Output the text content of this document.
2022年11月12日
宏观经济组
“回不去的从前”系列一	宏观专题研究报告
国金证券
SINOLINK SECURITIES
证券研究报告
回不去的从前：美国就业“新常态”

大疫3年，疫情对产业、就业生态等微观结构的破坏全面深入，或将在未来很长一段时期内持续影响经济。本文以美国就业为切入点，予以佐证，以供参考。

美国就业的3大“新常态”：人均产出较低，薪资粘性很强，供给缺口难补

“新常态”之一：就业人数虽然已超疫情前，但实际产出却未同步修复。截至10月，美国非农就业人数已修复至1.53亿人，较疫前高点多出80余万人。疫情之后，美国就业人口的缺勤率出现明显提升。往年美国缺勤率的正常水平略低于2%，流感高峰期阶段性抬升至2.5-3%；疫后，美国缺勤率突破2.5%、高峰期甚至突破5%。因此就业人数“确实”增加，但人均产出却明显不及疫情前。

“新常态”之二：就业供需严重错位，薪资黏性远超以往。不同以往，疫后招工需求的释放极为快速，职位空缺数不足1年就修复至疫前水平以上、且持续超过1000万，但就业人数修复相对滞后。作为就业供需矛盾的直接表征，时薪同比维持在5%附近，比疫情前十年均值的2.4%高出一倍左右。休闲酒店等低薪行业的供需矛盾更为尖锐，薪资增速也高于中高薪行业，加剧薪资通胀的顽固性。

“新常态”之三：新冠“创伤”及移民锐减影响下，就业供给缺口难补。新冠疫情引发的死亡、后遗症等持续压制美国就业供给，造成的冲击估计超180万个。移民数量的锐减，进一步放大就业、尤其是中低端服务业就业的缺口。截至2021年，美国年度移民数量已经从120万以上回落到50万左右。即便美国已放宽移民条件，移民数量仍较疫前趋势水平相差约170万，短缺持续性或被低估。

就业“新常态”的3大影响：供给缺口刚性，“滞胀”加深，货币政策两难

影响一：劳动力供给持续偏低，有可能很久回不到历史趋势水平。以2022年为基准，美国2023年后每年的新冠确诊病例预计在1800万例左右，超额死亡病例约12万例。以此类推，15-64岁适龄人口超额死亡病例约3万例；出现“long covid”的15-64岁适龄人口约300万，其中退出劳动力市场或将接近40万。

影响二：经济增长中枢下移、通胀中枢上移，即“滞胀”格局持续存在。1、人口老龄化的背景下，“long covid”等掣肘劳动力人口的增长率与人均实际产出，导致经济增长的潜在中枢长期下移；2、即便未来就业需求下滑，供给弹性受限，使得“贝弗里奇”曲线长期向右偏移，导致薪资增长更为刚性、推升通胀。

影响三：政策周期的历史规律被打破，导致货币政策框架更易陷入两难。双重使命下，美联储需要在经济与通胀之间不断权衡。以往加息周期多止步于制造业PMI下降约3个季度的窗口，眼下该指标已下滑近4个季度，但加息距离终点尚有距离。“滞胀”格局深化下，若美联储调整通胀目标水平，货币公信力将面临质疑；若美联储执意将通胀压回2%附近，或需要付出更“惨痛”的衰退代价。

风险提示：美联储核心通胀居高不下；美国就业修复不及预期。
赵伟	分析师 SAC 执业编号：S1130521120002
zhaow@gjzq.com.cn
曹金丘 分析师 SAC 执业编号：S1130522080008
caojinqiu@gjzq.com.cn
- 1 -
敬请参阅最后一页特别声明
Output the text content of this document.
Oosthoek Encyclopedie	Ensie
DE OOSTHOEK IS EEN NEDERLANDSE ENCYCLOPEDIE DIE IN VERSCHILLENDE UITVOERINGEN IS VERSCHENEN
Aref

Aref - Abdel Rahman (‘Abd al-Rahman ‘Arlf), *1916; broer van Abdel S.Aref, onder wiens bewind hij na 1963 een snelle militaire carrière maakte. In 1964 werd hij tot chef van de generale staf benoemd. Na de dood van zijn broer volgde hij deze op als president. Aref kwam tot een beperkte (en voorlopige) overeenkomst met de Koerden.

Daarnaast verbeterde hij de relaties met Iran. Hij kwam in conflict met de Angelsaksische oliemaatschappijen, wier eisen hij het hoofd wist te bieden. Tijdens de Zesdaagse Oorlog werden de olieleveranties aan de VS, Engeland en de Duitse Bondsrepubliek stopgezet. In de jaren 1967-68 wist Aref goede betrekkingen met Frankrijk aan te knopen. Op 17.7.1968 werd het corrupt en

#####

**GOAL:** Show the data once more, exactly as it was written.

**FINAL ANSWER:**
Output the text content of this document.
2022年11月12日
宏观经济组
“回不去的从前”系列一	宏观专题研究报告
国金证券
SINOLINK SECURITIES
证券研究报告
回不去的从前：美国就业“新常态”

大疫3年，疫情对产业、就业生态等微观结构的破坏全面深入，或将在未来很长一段时期内持续影响经济。本文以美国就业为切入点，予以佐证，以供参考。

美国就业的3大“新常态”：人均产出较低，薪资粘性很强，供给缺口难补

“新常态”之一：就业人数虽然已超疫情前，但实际产出却未同步修复。截至10月，美国非农就业人数已修复至1.53亿人，较疫前高点多出80余万人。疫情之后，美国就业人口的缺勤率出现明显提升。往年美国缺勤率的正常水平略低于2%，流感高峰期阶段性抬升至2.5-3%；疫后，美国缺勤率突破2.5%、高峰期甚至突破5%。因此就业人数“确实”增加，但人均产出却明显不及疫情前。

“新常态”之二：就业供需严重错位，薪资黏性远超以往。不同以往，疫后招工需求的释放极为快速，职位空缺数不足1年就修复至疫前水平以上、且持续超过1000万，但就业人数修复相对滞后。作为就业供需矛盾的直接表征，时薪同比维持在5%附近，比疫情前十年均值的2.4%高出一倍左右。休闲酒店等低薪行业的供需矛盾更为尖锐，薪资增速也高于中高薪行业，加剧薪资通胀的顽固性。

“新常态”之三：新冠“创伤”及移民锐减影响下，就业供给缺口难补。新冠疫情引发的死亡、后遗症等持续压制美国就业供给，造成的冲击估计超180万个。移民数量的锐减，进一步放大就业、尤其是中低端服务业就业的缺口。截至2021年，美国年度移民数量已经从120万以上回落到50万左右。即便美国已放宽移民条件，移民数量仍较疫前趋势水平相差约170万，短缺持续性或被低估。

就业“新常态”的3大影响：供给缺口刚性，“滞胀”加深，货币政策两难

影响一：劳动力供给持续偏低，有可能很久回不到历史趋势水平。以2022年为基准，美国2023年后每年的新冠确诊病例预计在1800万例左右，超额死亡病例约12万例。以此类推，15-64岁适龄人口超额死亡病例约3万例；出现“long covid”的15-64岁适龄人口约300万，其中退出劳动力市场或将接近40万。

影响二：经济增长中枢下移、通胀中枢上移，即“滞胀”格局持续存在。1、人口老龄化的背景下，“long covid”等掣肘劳动力人口的增长率与人均实际产出，导致经济增长的潜在中枢长期下移；2、即便未来就业需求下滑，供给弹性受限，使得“贝弗里奇”曲线长期向右偏移，导致薪资增长更为刚性、推升通胀。

影响三：政策周期的历史规律被打破，导致货币政策框架更易陷入两难。双重使命下，美联储需要在经济与通胀之间不断权衡。以往加息周期多止步于制造业PMI下降约3个季度的窗口，眼下该指标已下滑近4个季度，但加息距离终点尚有距离。“滞胀”格局深化下，若美联储调整通胀目标水平，货币公信力将面临质疑；若美联储执意将通胀压回2%附近，或需要付出更“惨痛”的衰退代价。

风险提示：美联储核心通胀居高不下；美国就业修复不及预期。
赵伟	分析师 SAC 执业编号：S1130521120002
zhaow@gjzq.com.cn
曹金丘 分析师 SAC 执业编号：S1130522080008
caojinqiu@gjzq.com.cn
- 1 -
敬请参阅最后一页特别声明
Output the text content of this document.
Oosthoek Encyclopedie	Ensie
DE OOSTHOEK IS EEN NEDERLANDSE ENCYCLOPEDIE DIE IN VERSCHILLENDE UITVOERINGEN IS VERSCHENEN
Aref

Aref - Abdel Rahman (‘Abd al-Rahman ‘Arlf), *1916; broer van Abdel S.Aref, onder wiens bewind hij na 1963 een snelle militaire carrière maakte. In 1964 werd hij tot chef van de generale staf benoemd. Na de dood van zijn broer volgde hij deze op als president. Aref kwam tot een beperkte (en voorlopige) overeenkomst met de Koerden.

Daarnaast verbeterde hij de relaties met Iran. Hij kwam in conflict met de Angelsaksische oliemaatschappijen, wier eisen hij het hoofd wist te bieden. Tijdens de Zesdaagse Oorlog werden de olieleveranties aan de VS, Engeland en de Duitse Bondsrepubliek stopgezet. In de jaren 1967-68 wist Aref goede betrekkingen met Frankrijk aan te knopen. Op 17.7.1968 werd het corrupt en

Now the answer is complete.